== INPUT ROWS ==
## Start
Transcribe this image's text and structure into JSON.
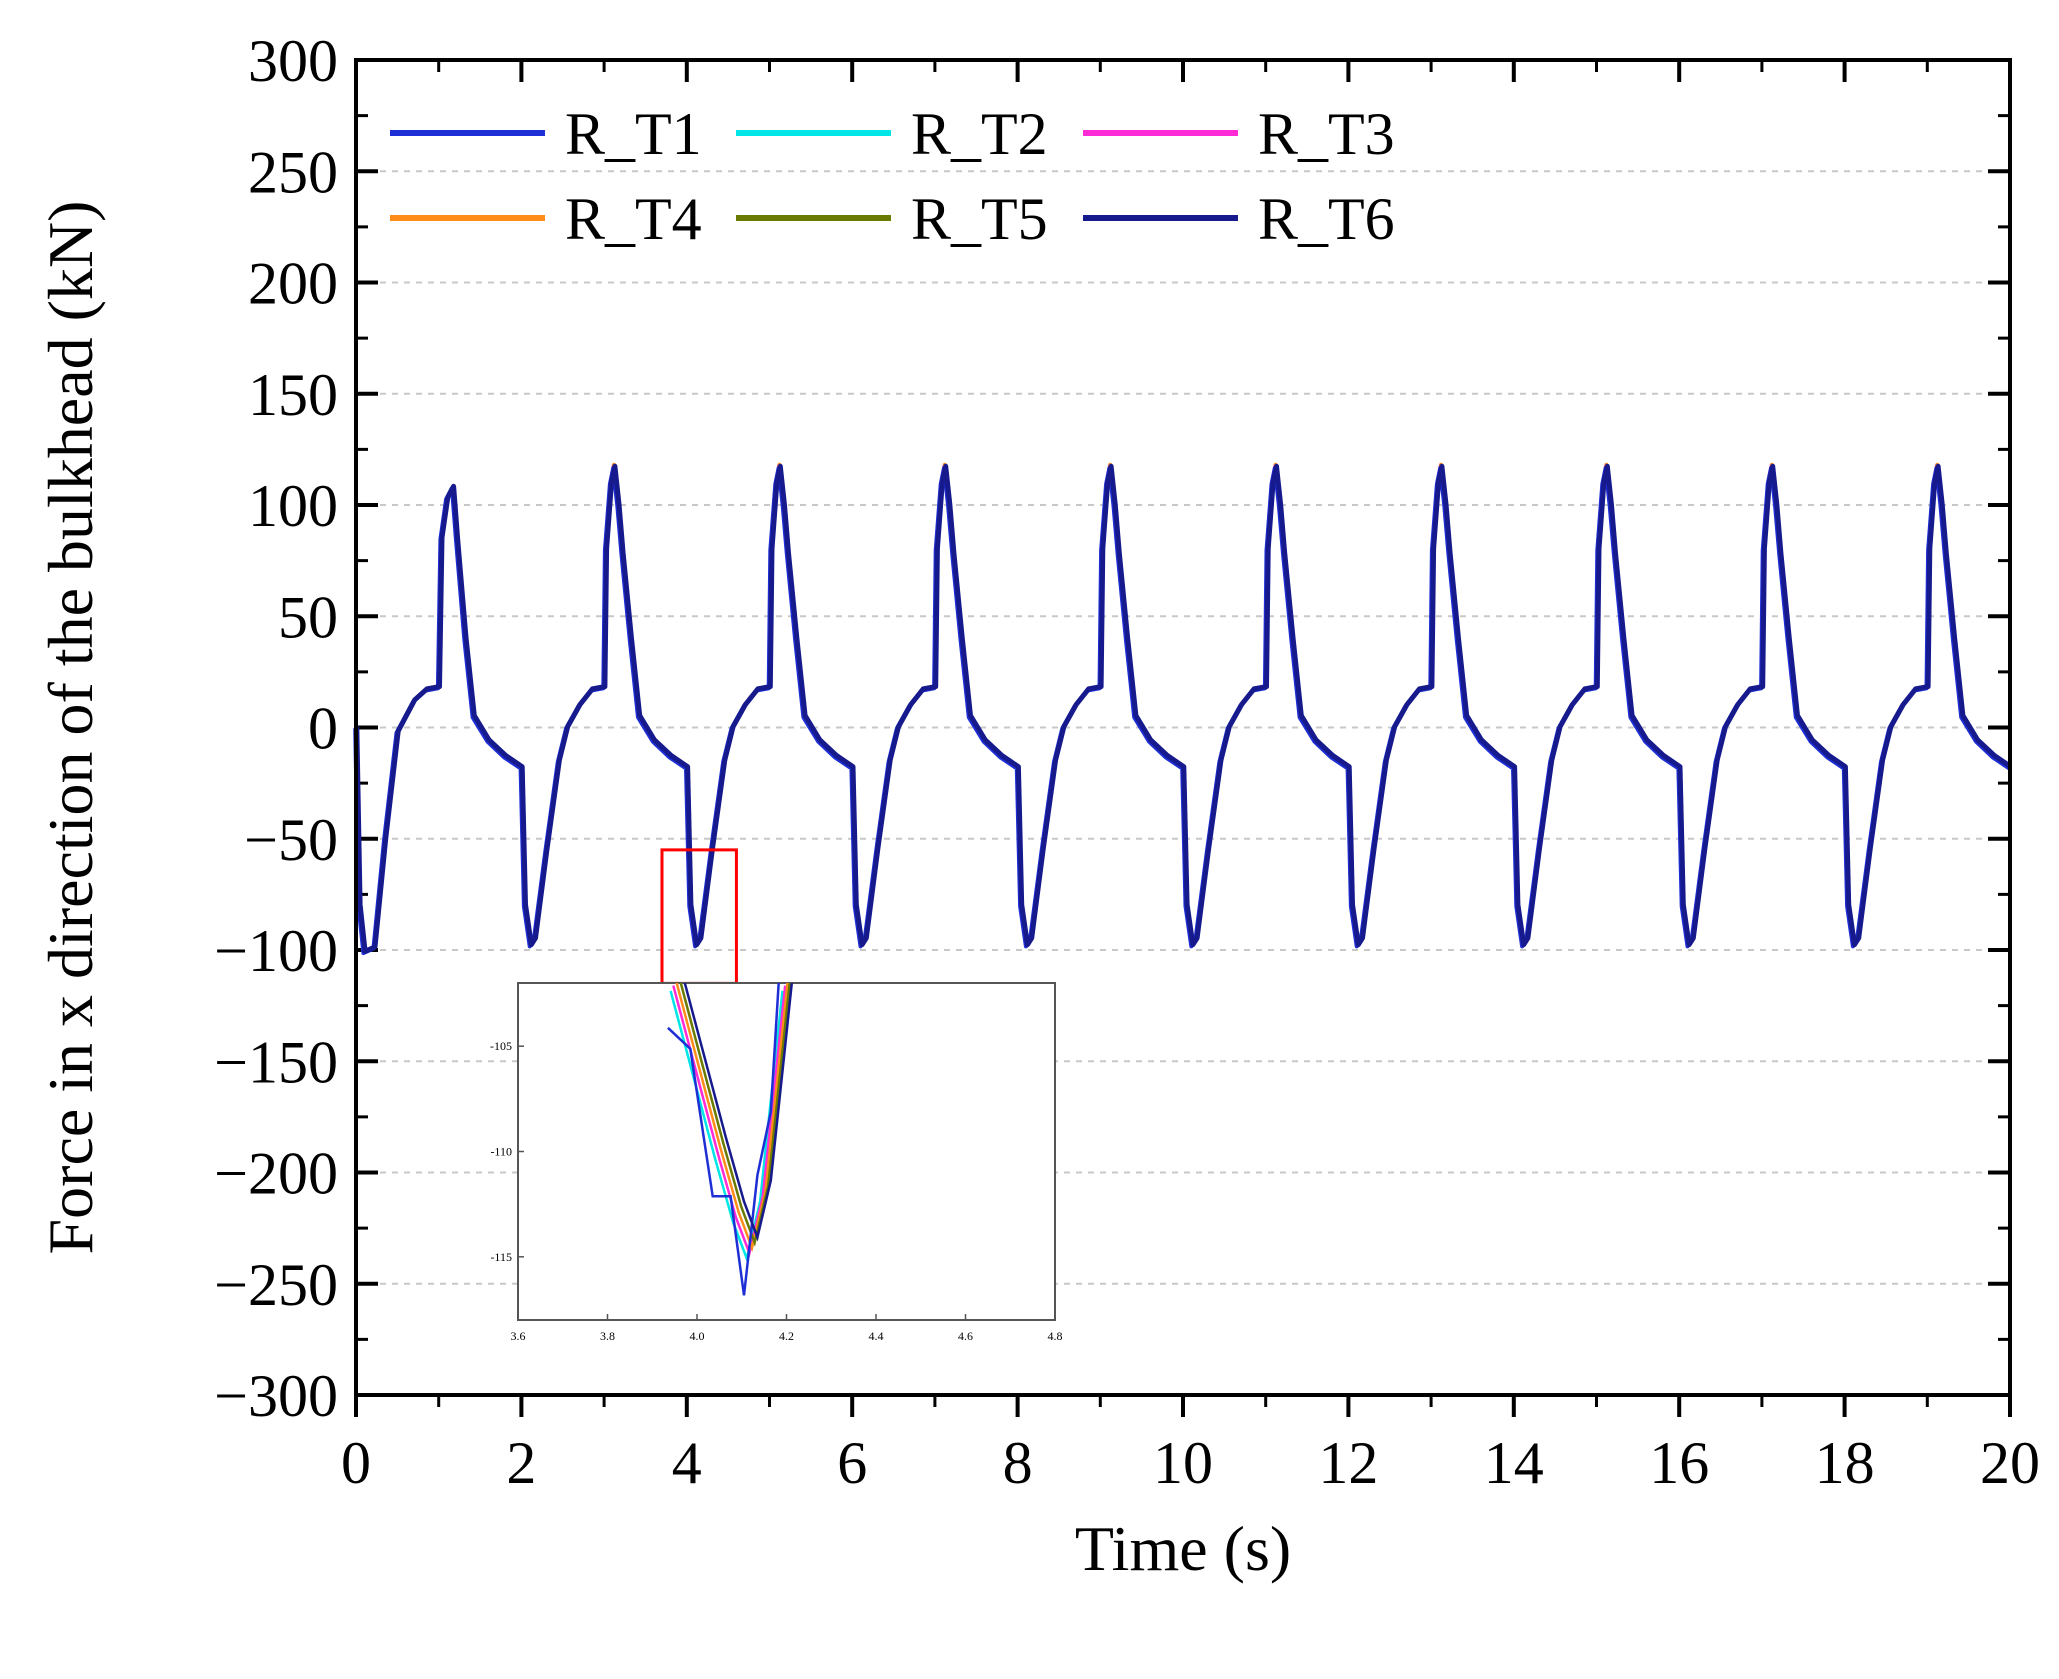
{
  "chart_data": {
    "type": "line",
    "title": "",
    "xlabel": "Time (s)",
    "ylabel": "Force in x direction of the bulkhead (kN)",
    "xlim": [
      0,
      20
    ],
    "ylim": [
      -300,
      300
    ],
    "xticks": [
      0,
      2,
      4,
      6,
      8,
      10,
      12,
      14,
      16,
      18,
      20
    ],
    "yticks": [
      300,
      250,
      200,
      150,
      100,
      50,
      0,
      -50,
      -100,
      -150,
      -200,
      -250,
      -300
    ],
    "ytick_labels": [
      "300",
      "250",
      "200",
      "150",
      "100",
      "50",
      "0",
      "−50",
      "−100",
      "−150",
      "−200",
      "−250",
      "−300"
    ],
    "grid": "horizontal dashed",
    "legend_position": "top-left",
    "period_s": 2.0,
    "cycle_shape_s_kN": [
      [
        0.0,
        -18
      ],
      [
        0.04,
        -80
      ],
      [
        0.11,
        -108
      ],
      [
        0.16,
        -95
      ],
      [
        0.3,
        -55
      ],
      [
        0.45,
        -15
      ],
      [
        0.55,
        0
      ],
      [
        0.7,
        10
      ],
      [
        0.85,
        17
      ],
      [
        1.0,
        18
      ],
      [
        1.02,
        80
      ],
      [
        1.08,
        106
      ],
      [
        1.12,
        113
      ],
      [
        1.17,
        100
      ],
      [
        1.22,
        78
      ],
      [
        1.32,
        40
      ],
      [
        1.42,
        5
      ],
      [
        1.6,
        -6
      ],
      [
        1.8,
        -13
      ],
      [
        2.0,
        -18
      ]
    ],
    "first_cycle_shape_s_kN": [
      [
        0.0,
        0
      ],
      [
        0.04,
        -80
      ],
      [
        0.1,
        -101
      ],
      [
        0.22,
        -99
      ],
      [
        0.35,
        -50
      ],
      [
        0.5,
        -2
      ],
      [
        0.7,
        12
      ],
      [
        0.85,
        17
      ],
      [
        1.0,
        18
      ],
      [
        1.03,
        85
      ],
      [
        1.1,
        103
      ],
      [
        1.17,
        108
      ],
      [
        1.22,
        84
      ],
      [
        1.32,
        40
      ],
      [
        1.42,
        5
      ],
      [
        1.6,
        -6
      ],
      [
        1.8,
        -13
      ],
      [
        2.0,
        -18
      ]
    ],
    "series": [
      {
        "name": "R_T1",
        "color": "#1f2fd6",
        "peak_max_kN": 117,
        "peak_min_kN": -118
      },
      {
        "name": "R_T2",
        "color": "#00e5e5",
        "peak_max_kN": 117,
        "peak_min_kN": -120
      },
      {
        "name": "R_T3",
        "color": "#ff2bd6",
        "peak_max_kN": 118,
        "peak_min_kN": -119
      },
      {
        "name": "R_T4",
        "color": "#ff8c1a",
        "peak_max_kN": 118,
        "peak_min_kN": -119
      },
      {
        "name": "R_T5",
        "color": "#6b7a00",
        "peak_max_kN": 117,
        "peak_min_kN": -118
      },
      {
        "name": "R_T6",
        "color": "#161a8c",
        "peak_max_kN": 117,
        "peak_min_kN": -118
      }
    ],
    "zoom_box": {
      "x_range": [
        3.7,
        4.6
      ],
      "y_range": [
        -115,
        -55
      ],
      "color": "#ff0000"
    },
    "inset": {
      "xlim": [
        3.6,
        4.8
      ],
      "ylim": [
        -118,
        -102
      ],
      "xticks": [
        3.6,
        3.8,
        4.0,
        4.2,
        4.4,
        4.6,
        4.8
      ],
      "xtick_labels": [
        "3.6",
        "3.8",
        "4.0",
        "4.2",
        "4.4",
        "4.6",
        "4.8"
      ],
      "yticks": [
        -105,
        -110,
        -115
      ],
      "ytick_labels": [
        "-105",
        "-110",
        "-115"
      ],
      "curve_kN": [
        [
          3.95,
          -102
        ],
        [
          4.0,
          -106
        ],
        [
          4.05,
          -110
        ],
        [
          4.09,
          -113
        ],
        [
          4.12,
          -114.7
        ],
        [
          4.15,
          -112
        ],
        [
          4.18,
          -106
        ],
        [
          4.2,
          -102
        ]
      ]
    }
  }
}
## End
== EXERCISE ==
Transcribe the records above exactly as they appear, leaving out any pictures.

== OUTPUT FOR THIS TASK ==
Transcribe this image's text and structure into JSON.
{
  "chart_data": {
    "type": "line",
    "title": "",
    "xlabel": "Time (s)",
    "ylabel": "Force in x direction of the bulkhead (kN)",
    "xlim": [
      0,
      20
    ],
    "ylim": [
      -300,
      300
    ],
    "xticks": [
      0,
      2,
      4,
      6,
      8,
      10,
      12,
      14,
      16,
      18,
      20
    ],
    "yticks": [
      300,
      250,
      200,
      150,
      100,
      50,
      0,
      -50,
      -100,
      -150,
      -200,
      -250,
      -300
    ],
    "ytick_labels": [
      "300",
      "250",
      "200",
      "150",
      "100",
      "50",
      "0",
      "−50",
      "−100",
      "−150",
      "−200",
      "−250",
      "−300"
    ],
    "grid": "horizontal dashed",
    "legend_position": "top-left",
    "period_s": 2.0,
    "cycle_shape_s_kN": [
      [
        0.0,
        -18
      ],
      [
        0.04,
        -80
      ],
      [
        0.11,
        -108
      ],
      [
        0.16,
        -95
      ],
      [
        0.3,
        -55
      ],
      [
        0.45,
        -15
      ],
      [
        0.55,
        0
      ],
      [
        0.7,
        10
      ],
      [
        0.85,
        17
      ],
      [
        1.0,
        18
      ],
      [
        1.02,
        80
      ],
      [
        1.08,
        106
      ],
      [
        1.12,
        113
      ],
      [
        1.17,
        100
      ],
      [
        1.22,
        78
      ],
      [
        1.32,
        40
      ],
      [
        1.42,
        5
      ],
      [
        1.6,
        -6
      ],
      [
        1.8,
        -13
      ],
      [
        2.0,
        -18
      ]
    ],
    "first_cycle_shape_s_kN": [
      [
        0.0,
        0
      ],
      [
        0.04,
        -80
      ],
      [
        0.1,
        -101
      ],
      [
        0.22,
        -99
      ],
      [
        0.35,
        -50
      ],
      [
        0.5,
        -2
      ],
      [
        0.7,
        12
      ],
      [
        0.85,
        17
      ],
      [
        1.0,
        18
      ],
      [
        1.03,
        85
      ],
      [
        1.1,
        103
      ],
      [
        1.17,
        108
      ],
      [
        1.22,
        84
      ],
      [
        1.32,
        40
      ],
      [
        1.42,
        5
      ],
      [
        1.6,
        -6
      ],
      [
        1.8,
        -13
      ],
      [
        2.0,
        -18
      ]
    ],
    "series": [
      {
        "name": "R_T1",
        "color": "#1f2fd6",
        "peak_max_kN": 117,
        "peak_min_kN": -118
      },
      {
        "name": "R_T2",
        "color": "#00e5e5",
        "peak_max_kN": 117,
        "peak_min_kN": -120
      },
      {
        "name": "R_T3",
        "color": "#ff2bd6",
        "peak_max_kN": 118,
        "peak_min_kN": -119
      },
      {
        "name": "R_T4",
        "color": "#ff8c1a",
        "peak_max_kN": 118,
        "peak_min_kN": -119
      },
      {
        "name": "R_T5",
        "color": "#6b7a00",
        "peak_max_kN": 117,
        "peak_min_kN": -118
      },
      {
        "name": "R_T6",
        "color": "#161a8c",
        "peak_max_kN": 117,
        "peak_min_kN": -118
      }
    ],
    "zoom_box": {
      "x_range": [
        3.7,
        4.6
      ],
      "y_range": [
        -115,
        -55
      ],
      "color": "#ff0000"
    },
    "inset": {
      "xlim": [
        3.6,
        4.8
      ],
      "ylim": [
        -118,
        -102
      ],
      "xticks": [
        3.6,
        3.8,
        4.0,
        4.2,
        4.4,
        4.6,
        4.8
      ],
      "xtick_labels": [
        "3.6",
        "3.8",
        "4.0",
        "4.2",
        "4.4",
        "4.6",
        "4.8"
      ],
      "yticks": [
        -105,
        -110,
        -115
      ],
      "ytick_labels": [
        "-105",
        "-110",
        "-115"
      ],
      "curve_kN": [
        [
          3.95,
          -102
        ],
        [
          4.0,
          -106
        ],
        [
          4.05,
          -110
        ],
        [
          4.09,
          -113
        ],
        [
          4.12,
          -114.7
        ],
        [
          4.15,
          -112
        ],
        [
          4.18,
          -106
        ],
        [
          4.2,
          -102
        ]
      ]
    }
  }
}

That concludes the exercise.